Selected excerpt -
Miami is beautiful, however, being here as I said in an earlier entry has made me realise how much I LOVE New York. The bright lights, the fast paced, 24/7 lifestyle. I never thought that was me before, but being here has made me realise it really is. I miss it so much and would really like to live over there for a while. So after I graduate, that’s what I’m gonna do. Live in New York for a year. You can’t stop me now baby. You can’t stop me now.

I have arrived.

x

My Poetry Workshop Course.

So there’s been set texts that we’ve studied over the semester right? And every week we have an assignment set to write a piece in the style of the person we’ve studied.

I fucking hate it.


I feel like I’m being suffocated.

It’s like someone is holding my head under water and my life is slowly slipping away from me.

I want fucking artistic freedom.

But I guess all of this is going to help me become a better writer.

Still, I’m glad my Professor has decided to scrap the last few books as there’s not much time left this semester.

Coz that shit is annoying as hell.

Rant done.

An update! (Written Nov 13 1011)

So it's 32 days til’ I’m back in London for the Christmas Break. I’m so excited! Definitely got a new found love for London. You never really appreciate home until you’re away from it for a while. No doubt after a couple weeks I’ll be wanting to come back to Miami though!

Records shown -

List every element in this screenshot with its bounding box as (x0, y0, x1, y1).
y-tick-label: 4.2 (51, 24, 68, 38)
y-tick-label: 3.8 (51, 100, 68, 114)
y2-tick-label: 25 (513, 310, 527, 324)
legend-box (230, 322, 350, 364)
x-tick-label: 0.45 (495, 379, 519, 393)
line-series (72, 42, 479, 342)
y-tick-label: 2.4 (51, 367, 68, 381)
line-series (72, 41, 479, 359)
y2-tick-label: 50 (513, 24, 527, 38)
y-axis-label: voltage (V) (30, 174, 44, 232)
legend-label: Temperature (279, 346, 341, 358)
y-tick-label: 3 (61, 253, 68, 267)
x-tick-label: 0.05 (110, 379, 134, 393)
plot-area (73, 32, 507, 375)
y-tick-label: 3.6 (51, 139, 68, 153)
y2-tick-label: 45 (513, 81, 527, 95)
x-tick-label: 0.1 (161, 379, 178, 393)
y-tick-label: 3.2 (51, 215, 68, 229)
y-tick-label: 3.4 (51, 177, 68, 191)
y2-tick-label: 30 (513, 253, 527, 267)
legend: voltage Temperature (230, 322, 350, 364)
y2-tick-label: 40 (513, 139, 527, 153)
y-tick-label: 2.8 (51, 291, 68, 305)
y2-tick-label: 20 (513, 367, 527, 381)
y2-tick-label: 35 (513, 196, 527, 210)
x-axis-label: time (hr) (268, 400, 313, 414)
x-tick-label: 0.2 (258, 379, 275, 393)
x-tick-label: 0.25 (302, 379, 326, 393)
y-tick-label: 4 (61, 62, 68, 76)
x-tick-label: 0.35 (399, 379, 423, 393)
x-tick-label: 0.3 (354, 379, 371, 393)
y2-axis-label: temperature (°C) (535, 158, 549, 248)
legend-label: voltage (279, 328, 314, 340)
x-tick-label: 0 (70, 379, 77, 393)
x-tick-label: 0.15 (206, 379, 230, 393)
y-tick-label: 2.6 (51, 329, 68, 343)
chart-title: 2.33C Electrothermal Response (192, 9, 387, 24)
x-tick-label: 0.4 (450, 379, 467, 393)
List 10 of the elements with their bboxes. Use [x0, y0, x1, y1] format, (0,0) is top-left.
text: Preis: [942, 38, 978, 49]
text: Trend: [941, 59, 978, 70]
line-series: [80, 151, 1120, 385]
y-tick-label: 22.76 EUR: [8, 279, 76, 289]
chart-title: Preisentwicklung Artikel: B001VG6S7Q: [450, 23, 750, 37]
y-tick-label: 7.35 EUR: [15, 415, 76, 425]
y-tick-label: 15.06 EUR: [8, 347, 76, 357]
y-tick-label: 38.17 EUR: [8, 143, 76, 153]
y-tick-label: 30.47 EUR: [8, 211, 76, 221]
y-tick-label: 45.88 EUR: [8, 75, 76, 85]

Tasks to carry out -
1. Based on the blog entries, decide whether each statement agrees with the text, answering yes or no and quoting the deciding words exactly: (a) The writer plans to live in New York for a year after graduating. (b) The professor has added more books to the course reading. (c) The update says the writer will be back in London in 32 days.
2. Reproduce the part of the blog entries starting with "Miami is beautiful, however, being" and going on through "person we’ve studied.".

Answers per task -
1.
(a) Yes: "So after I graduate, that’s what I’m gonna do. Live in New York for a year."
(b) No: "my Professor has decided to scrap the last few books as there’s not much time left this semester."
(c) Yes: "So it's 32 days til’ I’m back in London for the Christmas Break."

2.
Miami is beautiful, however, being here as I said in an earlier entry has made me realise how much I LOVE New York. The bright lights, the fast paced, 24/7 lifestyle. I never thought that was me before, but being here has made me realise it really is. I miss it so much and would really like to live over there for a while. So after I graduate, that’s what I’m gonna do. Live in New York for a year. You can’t stop me now baby. You can’t stop me now.

I have arrived.

x

My Poetry Workshop Course.

So there’s been set texts that we’ve studied over the semester right? And every week we have an assignment set to write a piece in the style of the person we’ve studied.